--- INPUT FOR THIS TASK ---

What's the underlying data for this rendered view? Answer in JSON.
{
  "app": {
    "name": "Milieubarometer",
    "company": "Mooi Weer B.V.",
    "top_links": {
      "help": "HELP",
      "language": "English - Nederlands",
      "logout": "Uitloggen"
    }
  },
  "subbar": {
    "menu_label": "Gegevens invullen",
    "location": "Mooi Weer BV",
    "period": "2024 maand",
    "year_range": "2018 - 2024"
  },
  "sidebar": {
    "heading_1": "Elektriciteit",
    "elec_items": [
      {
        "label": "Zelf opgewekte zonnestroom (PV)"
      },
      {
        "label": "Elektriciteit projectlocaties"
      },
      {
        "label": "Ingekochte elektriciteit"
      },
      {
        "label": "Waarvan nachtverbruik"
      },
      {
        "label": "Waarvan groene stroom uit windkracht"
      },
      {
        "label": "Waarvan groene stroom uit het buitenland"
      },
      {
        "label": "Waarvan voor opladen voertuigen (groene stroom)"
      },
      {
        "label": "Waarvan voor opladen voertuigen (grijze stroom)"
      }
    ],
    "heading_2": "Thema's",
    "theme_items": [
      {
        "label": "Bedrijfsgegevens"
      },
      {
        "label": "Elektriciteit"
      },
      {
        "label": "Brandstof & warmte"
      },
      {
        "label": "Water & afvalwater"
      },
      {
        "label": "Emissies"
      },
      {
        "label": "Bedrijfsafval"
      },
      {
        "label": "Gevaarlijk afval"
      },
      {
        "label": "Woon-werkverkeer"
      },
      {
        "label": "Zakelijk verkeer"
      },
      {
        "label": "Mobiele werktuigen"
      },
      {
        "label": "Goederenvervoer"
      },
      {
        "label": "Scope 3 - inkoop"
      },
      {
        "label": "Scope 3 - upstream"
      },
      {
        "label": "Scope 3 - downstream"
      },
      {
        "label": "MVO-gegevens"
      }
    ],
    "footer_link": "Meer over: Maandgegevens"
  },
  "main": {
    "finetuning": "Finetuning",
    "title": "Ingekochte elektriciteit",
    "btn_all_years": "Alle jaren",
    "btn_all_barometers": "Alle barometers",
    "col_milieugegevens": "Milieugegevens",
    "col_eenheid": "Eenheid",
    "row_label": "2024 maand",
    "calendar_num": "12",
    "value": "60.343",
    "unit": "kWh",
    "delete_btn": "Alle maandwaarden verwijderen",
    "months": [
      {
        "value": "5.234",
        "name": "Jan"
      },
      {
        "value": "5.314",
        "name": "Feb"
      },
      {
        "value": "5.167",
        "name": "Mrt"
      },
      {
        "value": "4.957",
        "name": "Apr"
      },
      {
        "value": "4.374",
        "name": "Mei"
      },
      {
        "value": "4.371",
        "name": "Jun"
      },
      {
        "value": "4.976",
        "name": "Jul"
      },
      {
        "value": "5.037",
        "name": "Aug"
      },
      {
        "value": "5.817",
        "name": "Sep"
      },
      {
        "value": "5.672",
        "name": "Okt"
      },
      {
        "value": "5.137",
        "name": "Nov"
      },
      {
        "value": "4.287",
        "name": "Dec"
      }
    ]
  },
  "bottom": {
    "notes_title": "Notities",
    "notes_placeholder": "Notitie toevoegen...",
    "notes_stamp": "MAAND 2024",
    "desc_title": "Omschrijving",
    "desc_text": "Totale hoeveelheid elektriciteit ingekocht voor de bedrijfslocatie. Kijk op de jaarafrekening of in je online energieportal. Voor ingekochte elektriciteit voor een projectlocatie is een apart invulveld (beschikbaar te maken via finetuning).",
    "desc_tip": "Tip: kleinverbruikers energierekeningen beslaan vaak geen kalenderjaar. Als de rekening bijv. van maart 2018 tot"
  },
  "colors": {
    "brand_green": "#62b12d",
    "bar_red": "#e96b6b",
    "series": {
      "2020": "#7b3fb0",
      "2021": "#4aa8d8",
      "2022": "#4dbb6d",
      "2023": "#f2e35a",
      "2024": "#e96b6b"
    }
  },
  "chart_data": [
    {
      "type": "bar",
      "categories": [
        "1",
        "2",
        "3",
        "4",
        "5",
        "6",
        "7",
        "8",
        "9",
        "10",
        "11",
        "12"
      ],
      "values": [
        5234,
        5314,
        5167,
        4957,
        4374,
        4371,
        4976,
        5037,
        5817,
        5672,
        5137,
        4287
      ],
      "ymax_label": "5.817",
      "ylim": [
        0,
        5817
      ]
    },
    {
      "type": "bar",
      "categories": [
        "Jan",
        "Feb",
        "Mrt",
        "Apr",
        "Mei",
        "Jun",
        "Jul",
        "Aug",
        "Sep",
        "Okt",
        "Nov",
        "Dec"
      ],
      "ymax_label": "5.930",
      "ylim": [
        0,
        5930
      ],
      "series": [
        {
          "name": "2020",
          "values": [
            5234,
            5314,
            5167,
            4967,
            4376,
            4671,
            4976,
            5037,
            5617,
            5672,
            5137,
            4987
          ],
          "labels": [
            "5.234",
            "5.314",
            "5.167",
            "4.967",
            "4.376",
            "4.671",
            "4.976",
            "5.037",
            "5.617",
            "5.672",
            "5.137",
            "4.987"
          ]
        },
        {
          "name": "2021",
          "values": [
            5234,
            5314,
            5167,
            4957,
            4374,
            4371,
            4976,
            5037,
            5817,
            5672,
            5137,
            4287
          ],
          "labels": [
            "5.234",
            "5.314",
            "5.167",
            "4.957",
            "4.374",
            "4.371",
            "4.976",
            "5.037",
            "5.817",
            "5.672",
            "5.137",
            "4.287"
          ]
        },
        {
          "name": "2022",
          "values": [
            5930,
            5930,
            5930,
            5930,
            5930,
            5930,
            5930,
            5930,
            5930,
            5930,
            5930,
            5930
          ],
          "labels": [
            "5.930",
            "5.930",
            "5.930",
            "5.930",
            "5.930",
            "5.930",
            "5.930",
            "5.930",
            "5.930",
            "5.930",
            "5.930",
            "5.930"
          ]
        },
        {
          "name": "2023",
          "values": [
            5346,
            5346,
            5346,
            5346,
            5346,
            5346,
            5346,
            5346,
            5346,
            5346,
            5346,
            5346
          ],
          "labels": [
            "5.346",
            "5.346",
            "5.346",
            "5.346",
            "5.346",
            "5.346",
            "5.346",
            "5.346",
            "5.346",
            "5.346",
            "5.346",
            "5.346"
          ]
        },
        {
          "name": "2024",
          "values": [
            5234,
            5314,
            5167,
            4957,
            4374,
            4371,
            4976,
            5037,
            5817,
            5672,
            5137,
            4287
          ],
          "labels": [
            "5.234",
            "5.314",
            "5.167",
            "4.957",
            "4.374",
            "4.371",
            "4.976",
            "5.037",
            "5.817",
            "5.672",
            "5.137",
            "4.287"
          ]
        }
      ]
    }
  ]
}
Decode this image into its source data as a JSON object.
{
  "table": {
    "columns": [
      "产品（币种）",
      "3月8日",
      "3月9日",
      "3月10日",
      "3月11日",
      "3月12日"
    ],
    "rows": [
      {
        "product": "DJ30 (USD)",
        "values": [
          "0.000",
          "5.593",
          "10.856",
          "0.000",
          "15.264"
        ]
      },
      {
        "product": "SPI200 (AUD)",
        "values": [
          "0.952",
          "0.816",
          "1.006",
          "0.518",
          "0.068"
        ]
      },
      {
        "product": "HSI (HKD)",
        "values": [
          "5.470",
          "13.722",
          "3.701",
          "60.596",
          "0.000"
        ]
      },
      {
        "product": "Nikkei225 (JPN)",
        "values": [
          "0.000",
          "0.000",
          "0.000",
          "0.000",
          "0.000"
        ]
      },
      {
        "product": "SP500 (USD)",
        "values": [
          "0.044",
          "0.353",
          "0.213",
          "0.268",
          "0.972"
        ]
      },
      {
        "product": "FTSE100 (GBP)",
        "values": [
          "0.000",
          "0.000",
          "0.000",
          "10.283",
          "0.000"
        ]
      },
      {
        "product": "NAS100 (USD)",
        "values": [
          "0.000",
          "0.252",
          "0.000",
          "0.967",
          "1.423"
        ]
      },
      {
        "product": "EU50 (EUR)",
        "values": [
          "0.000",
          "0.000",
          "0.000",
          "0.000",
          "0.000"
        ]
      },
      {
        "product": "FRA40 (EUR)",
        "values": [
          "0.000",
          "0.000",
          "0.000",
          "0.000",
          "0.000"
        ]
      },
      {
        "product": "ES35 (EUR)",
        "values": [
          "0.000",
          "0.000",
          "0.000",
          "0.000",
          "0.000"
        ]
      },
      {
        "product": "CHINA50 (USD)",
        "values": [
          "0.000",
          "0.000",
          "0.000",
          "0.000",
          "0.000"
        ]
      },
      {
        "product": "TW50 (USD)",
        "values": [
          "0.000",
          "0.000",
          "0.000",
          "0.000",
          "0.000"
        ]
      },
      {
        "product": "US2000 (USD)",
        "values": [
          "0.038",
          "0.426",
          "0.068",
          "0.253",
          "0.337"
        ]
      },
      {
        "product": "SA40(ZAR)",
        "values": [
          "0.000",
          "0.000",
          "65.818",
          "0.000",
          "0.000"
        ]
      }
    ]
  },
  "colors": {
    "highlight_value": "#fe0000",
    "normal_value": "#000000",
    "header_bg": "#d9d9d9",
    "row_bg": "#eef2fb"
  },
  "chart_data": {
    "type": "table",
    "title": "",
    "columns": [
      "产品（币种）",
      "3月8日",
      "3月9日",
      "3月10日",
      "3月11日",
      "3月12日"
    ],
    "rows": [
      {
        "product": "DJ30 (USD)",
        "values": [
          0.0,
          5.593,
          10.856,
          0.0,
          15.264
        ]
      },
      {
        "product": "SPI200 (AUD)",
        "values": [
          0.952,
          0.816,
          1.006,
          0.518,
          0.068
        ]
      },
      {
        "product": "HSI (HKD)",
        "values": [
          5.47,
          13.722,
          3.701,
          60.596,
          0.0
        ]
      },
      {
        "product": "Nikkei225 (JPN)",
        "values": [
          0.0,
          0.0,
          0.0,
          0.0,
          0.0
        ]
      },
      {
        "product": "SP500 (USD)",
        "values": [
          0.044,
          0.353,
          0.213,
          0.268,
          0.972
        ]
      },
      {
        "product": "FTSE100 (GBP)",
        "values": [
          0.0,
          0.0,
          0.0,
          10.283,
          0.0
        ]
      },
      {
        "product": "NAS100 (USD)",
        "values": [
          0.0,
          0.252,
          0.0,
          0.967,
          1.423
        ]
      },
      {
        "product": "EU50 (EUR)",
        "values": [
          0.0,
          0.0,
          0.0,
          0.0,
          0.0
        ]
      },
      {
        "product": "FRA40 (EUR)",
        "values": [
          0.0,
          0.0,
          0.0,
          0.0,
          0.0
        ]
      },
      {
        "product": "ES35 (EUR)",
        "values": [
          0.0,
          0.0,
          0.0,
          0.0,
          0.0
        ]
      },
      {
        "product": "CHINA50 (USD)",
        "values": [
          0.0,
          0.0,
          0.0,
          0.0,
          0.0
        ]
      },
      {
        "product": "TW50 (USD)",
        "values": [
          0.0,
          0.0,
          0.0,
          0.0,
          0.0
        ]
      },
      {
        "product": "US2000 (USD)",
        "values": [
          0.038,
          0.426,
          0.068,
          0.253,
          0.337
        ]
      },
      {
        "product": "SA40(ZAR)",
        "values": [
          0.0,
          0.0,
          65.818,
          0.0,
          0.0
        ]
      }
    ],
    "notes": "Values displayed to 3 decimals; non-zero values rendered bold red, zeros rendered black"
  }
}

---

▸ **AIM**: Above are the records. Identify each line that contains the word "Alle".

▸ **WRITTEN RESPONSE**:
    "btn_all_years": "Alle jaren",
    "btn_all_barometers": "Alle barometers",
    "delete_btn": "Alle maandwaarden verwijderen",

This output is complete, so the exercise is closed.